### TASK INPUT:
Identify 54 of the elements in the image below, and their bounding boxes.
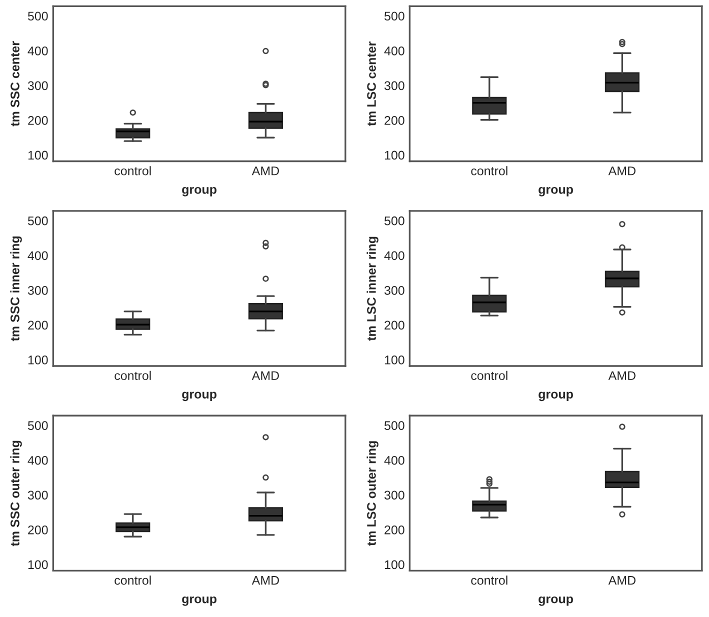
y-tick-label: 400 (28, 46, 48, 56)
y-tick-label: 400 (28, 251, 48, 260)
y-axis-title: tm LSC inner ring (366, 236, 378, 341)
y-tick-label: 200 (28, 525, 48, 534)
y-tick-label: 300 (384, 490, 404, 500)
x-axis-title: group (182, 392, 216, 402)
y-tick-label: 200 (384, 320, 404, 330)
x-axis-title: group (538, 186, 573, 196)
y-axis-title: tm LSC outer ring (366, 441, 378, 546)
y-tick-label: 300 (384, 286, 404, 295)
y-tick-label: 300 (384, 81, 404, 90)
y-tick-label: 500 (28, 421, 48, 430)
x-tick-label: control (114, 370, 151, 380)
y-tick-label: 300 (28, 490, 48, 500)
x-axis-title: group (182, 596, 216, 606)
y-tick-label: 500 (384, 12, 404, 21)
x-tick-label: AMD (252, 576, 279, 585)
x-tick-label: control (114, 166, 151, 176)
x-tick-label: AMD (252, 166, 279, 176)
y-tick-label: 100 (28, 150, 48, 160)
y-tick-label: 300 (28, 81, 48, 90)
y-axis-title: tm SSC inner ring (10, 236, 22, 342)
y-tick-label: 100 (384, 356, 404, 364)
y-tick-label: 400 (28, 456, 48, 465)
y-tick-label: 500 (28, 12, 48, 21)
y-tick-label: 300 (28, 286, 48, 295)
x-tick-label: control (471, 576, 508, 585)
y-tick-label: 200 (28, 116, 48, 125)
y-tick-label: 400 (384, 456, 404, 465)
y-axis-title: tm LSC center (367, 42, 376, 126)
x-axis-title: group (538, 596, 573, 606)
y-axis-title: tm SSC center (10, 41, 20, 126)
y-tick-label: 100 (384, 150, 404, 160)
x-axis-title: group (182, 186, 216, 196)
y-tick-label: 100 (384, 560, 404, 570)
x-tick-label: control (471, 370, 508, 380)
x-tick-label: AMD (608, 166, 636, 176)
x-tick-label: control (114, 576, 151, 585)
y-tick-label: 400 (384, 46, 404, 56)
y-tick-label: 500 (384, 421, 404, 430)
y-tick-label: 500 (384, 216, 404, 226)
x-tick-label: AMD (608, 576, 636, 585)
y-tick-label: 100 (28, 560, 48, 570)
x-tick-label: control (471, 166, 508, 176)
y-tick-label: 100 (28, 356, 48, 364)
y-tick-label: 200 (384, 525, 404, 534)
y-tick-label: 500 (28, 216, 48, 226)
y-tick-label: 200 (28, 320, 48, 330)
x-tick-label: AMD (608, 371, 636, 380)
y-tick-label: 400 (384, 251, 404, 260)
y-axis-title: tm SSC outer ring (10, 440, 22, 546)
y-tick-label: 200 (384, 116, 404, 125)
x-tick-label: AMD (252, 371, 279, 380)
x-axis-title: group (538, 392, 573, 402)
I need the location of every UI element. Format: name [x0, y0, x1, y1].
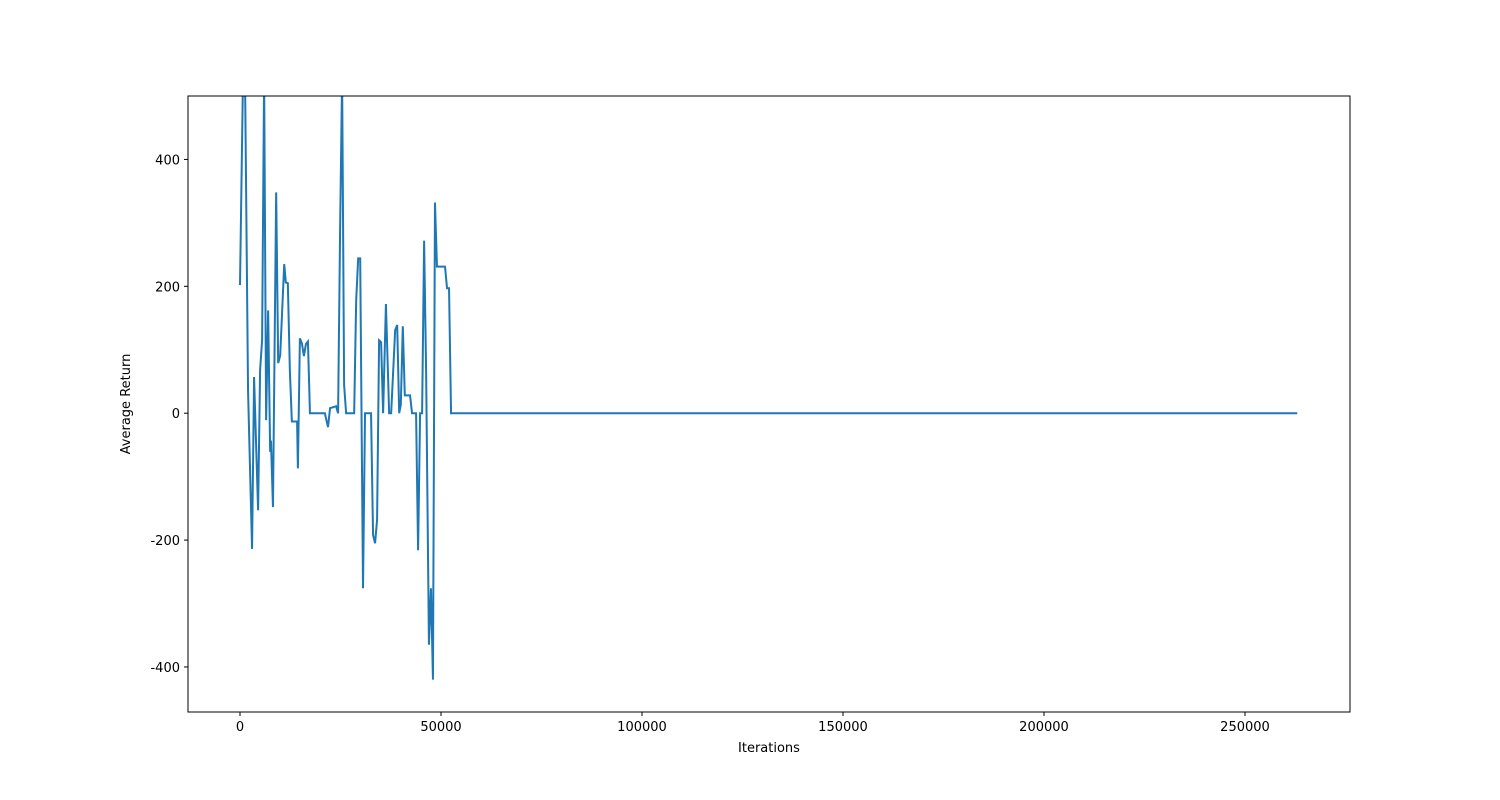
x-tick-label: 150000: [818, 720, 868, 735]
line-series: [238, 96, 1298, 680]
y-tick-label: -200: [150, 534, 180, 549]
plot-frame: [187, 95, 1351, 713]
y-tick-label: 400: [155, 153, 180, 168]
y-tick-label: 0: [172, 407, 180, 422]
x-tick-label: 200000: [1019, 720, 1069, 735]
y-tick-label: 200: [155, 280, 180, 295]
x-tick-label: 50000: [420, 720, 461, 735]
y-tick-label: -400: [150, 661, 180, 676]
x-tick-label: 0: [236, 720, 244, 735]
y-axis-label: Average Return: [119, 354, 134, 455]
x-tick-label: 250000: [1220, 720, 1270, 735]
x-axis-label: Iterations: [738, 741, 800, 756]
x-tick-label: 100000: [617, 720, 667, 735]
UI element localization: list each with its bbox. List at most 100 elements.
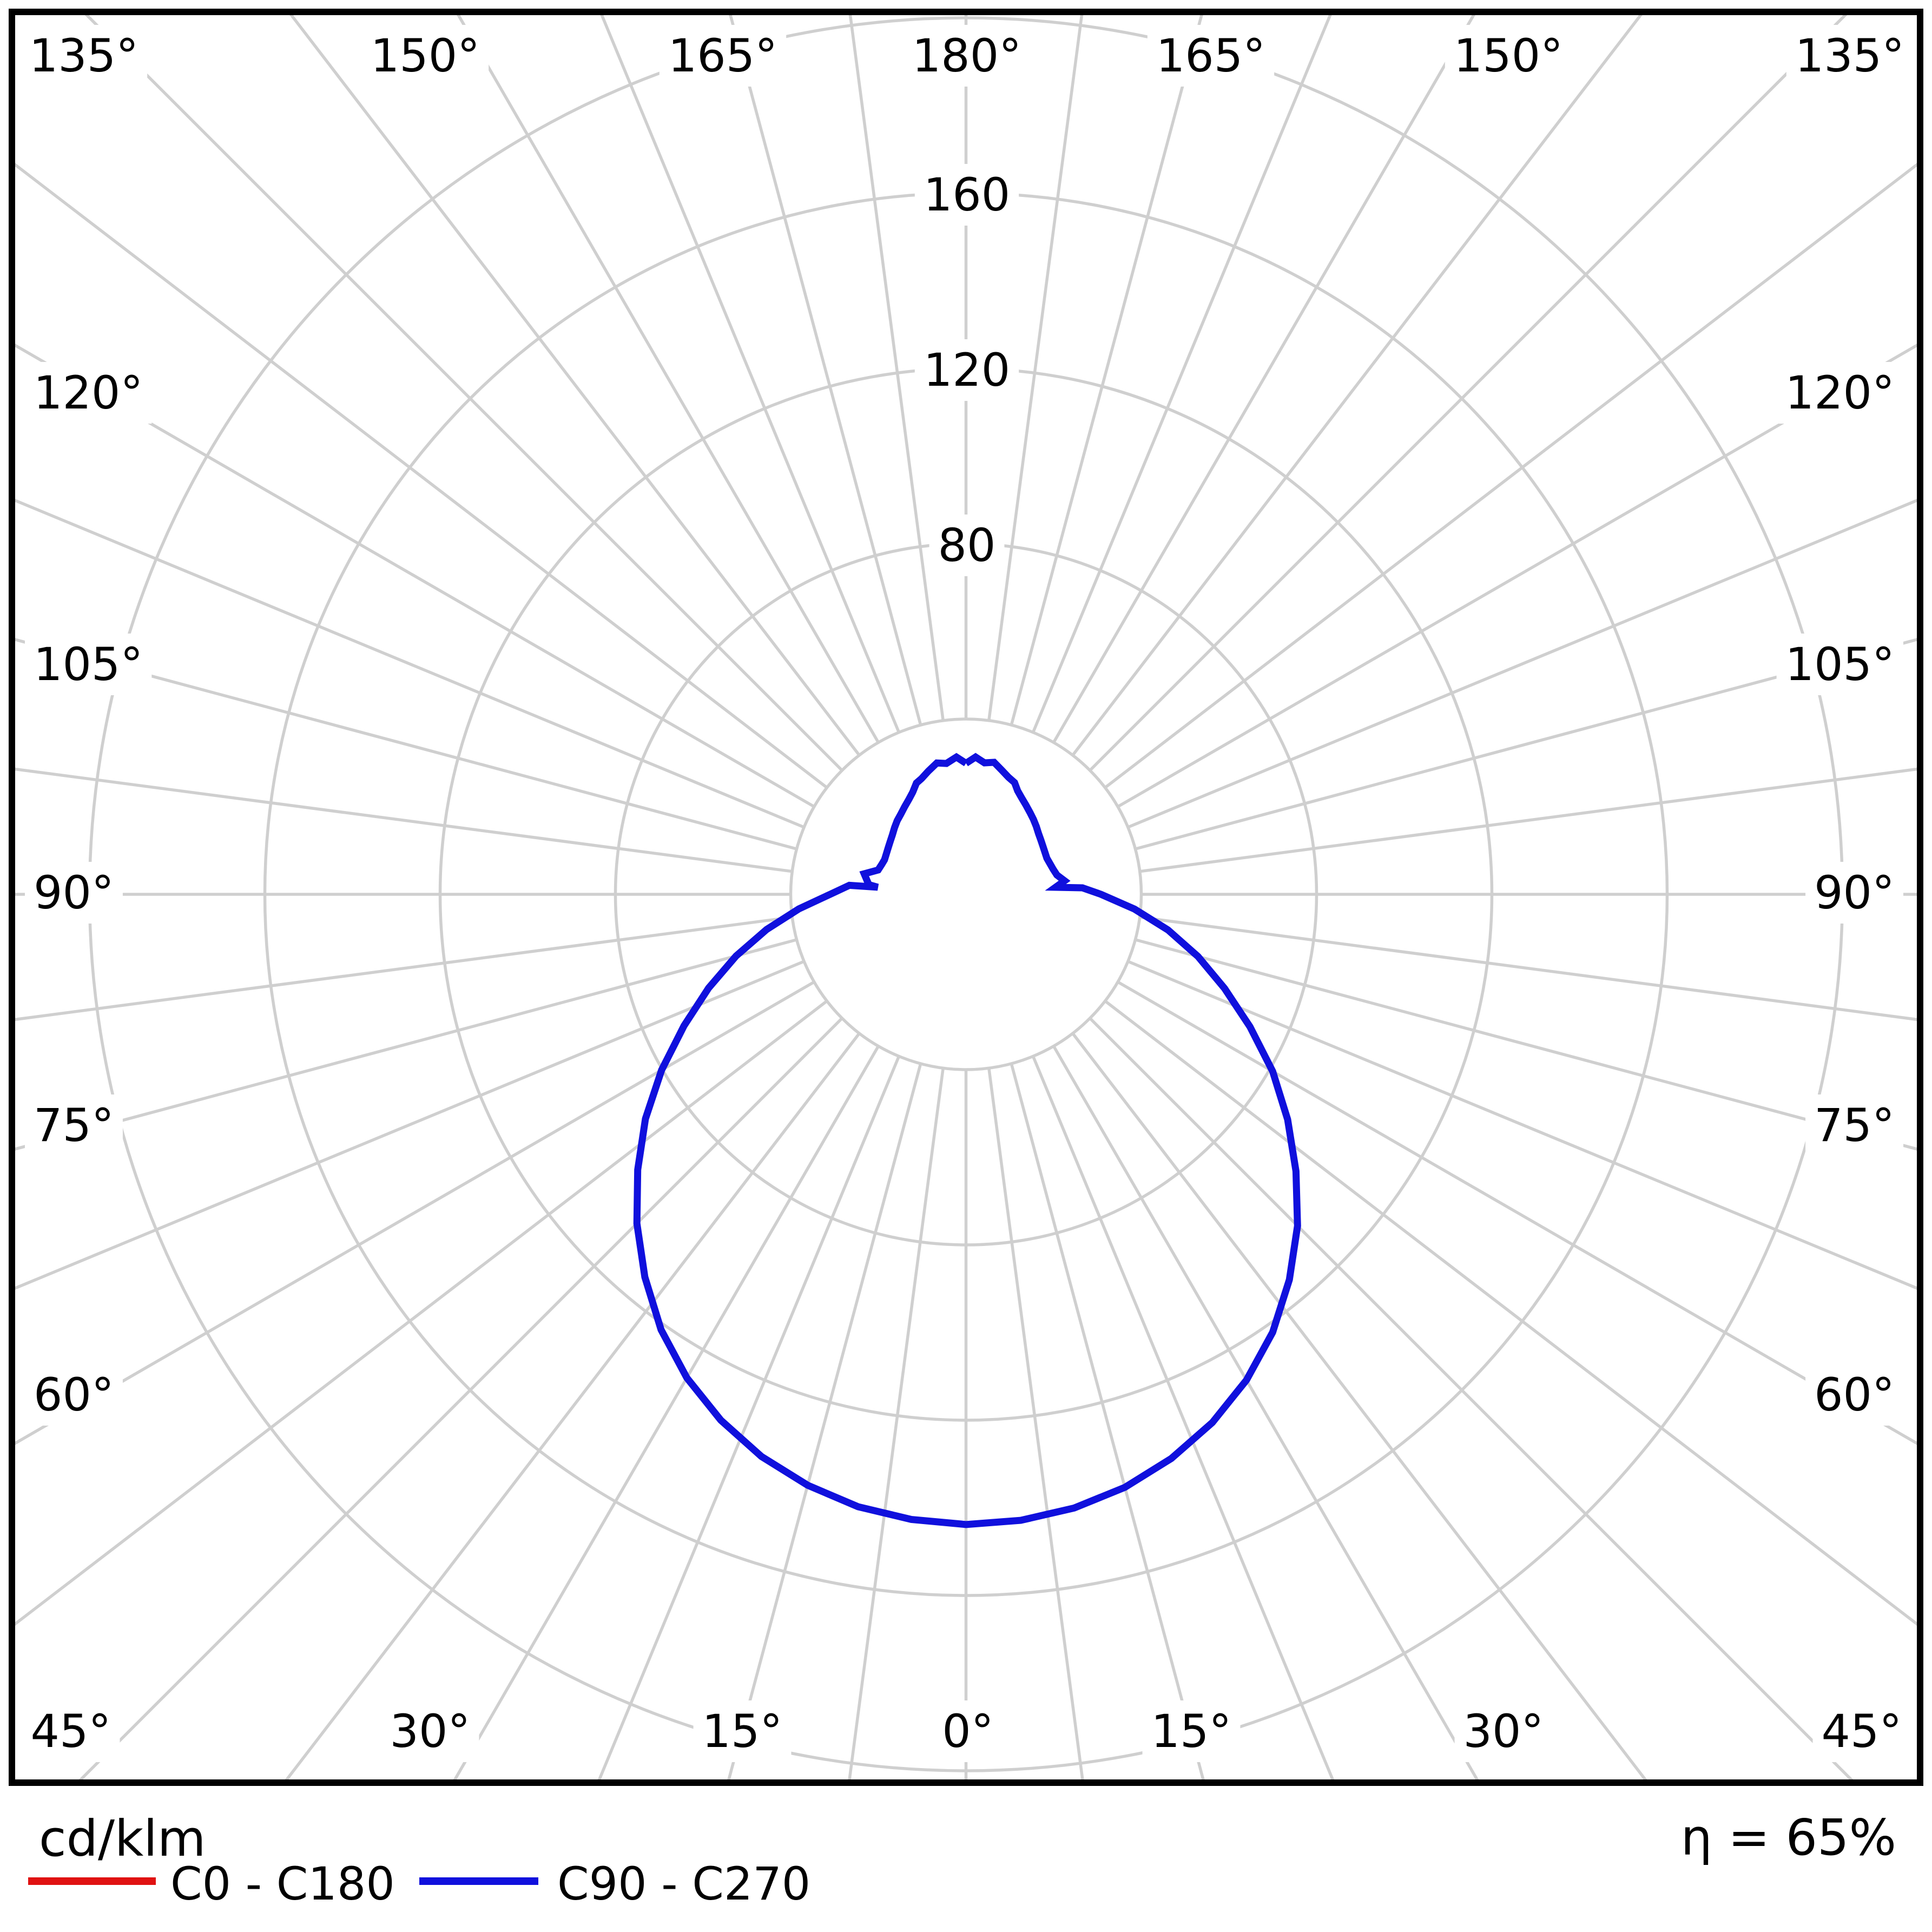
label-background	[1142, 1700, 1241, 1762]
angle-label: 45°	[1822, 1705, 1902, 1758]
grid-spoke	[454, 12, 880, 743]
angle-label: 60°	[1814, 1368, 1895, 1421]
label-background	[381, 1700, 479, 1762]
angle-label: 135°	[1795, 29, 1904, 82]
angle-label: 105°	[34, 638, 143, 691]
grid-spoke	[1052, 12, 1478, 743]
frame-border	[9, 9, 1923, 1786]
grid-spoke	[596, 1056, 901, 1783]
angle-label: 75°	[34, 1099, 114, 1152]
grid-spoke	[598, 12, 901, 733]
unit-label: cd/klm	[39, 1810, 206, 1868]
distribution-curves	[633, 753, 1301, 1528]
grid-spoke	[12, 341, 815, 808]
angle-label: 135°	[29, 29, 139, 82]
grid-spoke	[728, 12, 922, 726]
radial-value-label: 80	[938, 519, 996, 572]
grid-spoke	[1071, 1032, 1650, 1783]
label-background	[20, 25, 148, 87]
label-background	[25, 634, 152, 695]
grid-spoke	[12, 960, 805, 1291]
label-background	[929, 515, 1005, 576]
legend-label-c0-c180: C0 - C180	[170, 1857, 395, 1910]
label-background	[903, 25, 1031, 87]
label-background	[693, 1700, 792, 1762]
grid-spoke	[1135, 637, 1920, 850]
efficiency-label: η = 65%	[1681, 1809, 1896, 1867]
angle-label: 120°	[1785, 366, 1895, 419]
angle-label: 120°	[34, 366, 143, 419]
grid-spoke	[987, 12, 1084, 721]
legend-label-c90-c270: C90 - C270	[557, 1857, 810, 1910]
angle-label: 180°	[912, 29, 1021, 82]
label-background	[25, 1094, 123, 1156]
label-background	[914, 164, 1019, 226]
grid-spoke	[12, 915, 793, 1021]
label-background	[914, 339, 1019, 401]
grid-spoke	[12, 497, 805, 829]
grid-spoke	[1127, 960, 1920, 1291]
c90-c270-curve	[633, 753, 1301, 1528]
angle-label: 165°	[1156, 29, 1265, 82]
grid-ring	[789, 717, 1143, 1071]
grid-spoke	[287, 12, 861, 756]
label-background	[1445, 25, 1572, 87]
angle-label: 90°	[34, 866, 114, 919]
legend: cd/klm η = 65% C0 - C180 C90 - C270	[28, 1809, 1896, 1910]
angle-label: 15°	[702, 1705, 783, 1758]
grid-spoke	[12, 767, 793, 873]
label-background	[1454, 1700, 1553, 1762]
label-background	[1805, 862, 1903, 924]
grid-spoke	[282, 1032, 861, 1783]
label-background	[25, 362, 152, 424]
radial-value-label: 160	[924, 168, 1010, 221]
grid-spoke	[1127, 497, 1920, 829]
grid-spoke	[1135, 938, 1920, 1152]
grid-spoke	[1071, 12, 1645, 756]
angle-label: 0°	[942, 1705, 993, 1758]
grid-spoke	[12, 637, 797, 850]
label-background	[22, 1700, 120, 1762]
angle-label: 90°	[1814, 866, 1895, 919]
label-background	[361, 25, 489, 87]
angle-label: 150°	[1454, 29, 1563, 82]
label-background	[1776, 634, 1903, 695]
grid-spoke	[848, 12, 945, 721]
grid-spoke	[1010, 12, 1204, 726]
axis-labels: 135° 150° 165° 180° 165° 150° 135° 45° 30° 15° 0° 1…	[20, 25, 1914, 1762]
label-background	[1812, 1700, 1911, 1762]
angle-label: 30°	[390, 1705, 471, 1758]
label-background	[25, 862, 123, 924]
angle-label: 150°	[371, 29, 480, 82]
label-background	[25, 1364, 123, 1426]
grid-spoke	[1010, 1063, 1206, 1783]
angle-label: 105°	[1785, 638, 1895, 691]
grid-spoke	[1139, 915, 1920, 1021]
grid-spoke	[1031, 1056, 1336, 1783]
label-background	[933, 1700, 1003, 1762]
grid-spoke	[726, 1063, 922, 1783]
angle-label: 75°	[1814, 1099, 1895, 1152]
label-background	[1147, 25, 1275, 87]
radial-value-label: 120	[924, 344, 1010, 397]
angle-label: 30°	[1463, 1705, 1544, 1758]
label-background	[1786, 25, 1914, 87]
angle-label: 45°	[31, 1705, 111, 1758]
grid-spoke	[1052, 1045, 1481, 1783]
angle-label: 60°	[34, 1368, 114, 1421]
angle-label: 15°	[1151, 1705, 1232, 1758]
label-background	[1805, 1364, 1903, 1426]
angle-label: 165°	[668, 29, 777, 82]
grid-spoke	[1117, 980, 1920, 1447]
grid-spoke	[1117, 341, 1920, 808]
grid-spoke	[12, 1000, 828, 1628]
label-background	[1776, 362, 1903, 424]
label-background	[1805, 1094, 1903, 1156]
grid-spoke	[1139, 767, 1920, 873]
grid-spoke	[847, 1067, 945, 1783]
label-background	[659, 25, 787, 87]
grid-spoke	[1031, 12, 1334, 733]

### TASK DESCRIPTION:
Convert the listing to a JSON array of strings, one string per line and no blank lines, starting at the line containing "1700, 1241, 1762]" and stopping after the line containing "12, 1478, 743]".

### WORKED SOLUTION:
[
  "label-background\t[1142, 1700, 1241, 1762]",
  "angle-label: 45°\t[1822, 1705, 1902, 1758]",
  "grid-spoke\t[454, 12, 880, 743]",
  "angle-label: 60°\t[1814, 1368, 1895, 1421]",
  "label-background\t[381, 1700, 479, 1762]",
  "angle-label: 135°\t[1795, 29, 1904, 82]",
  "angle-label: 105°\t[34, 638, 143, 691]",
  "grid-spoke\t[1052, 12, 1478, 743]"
]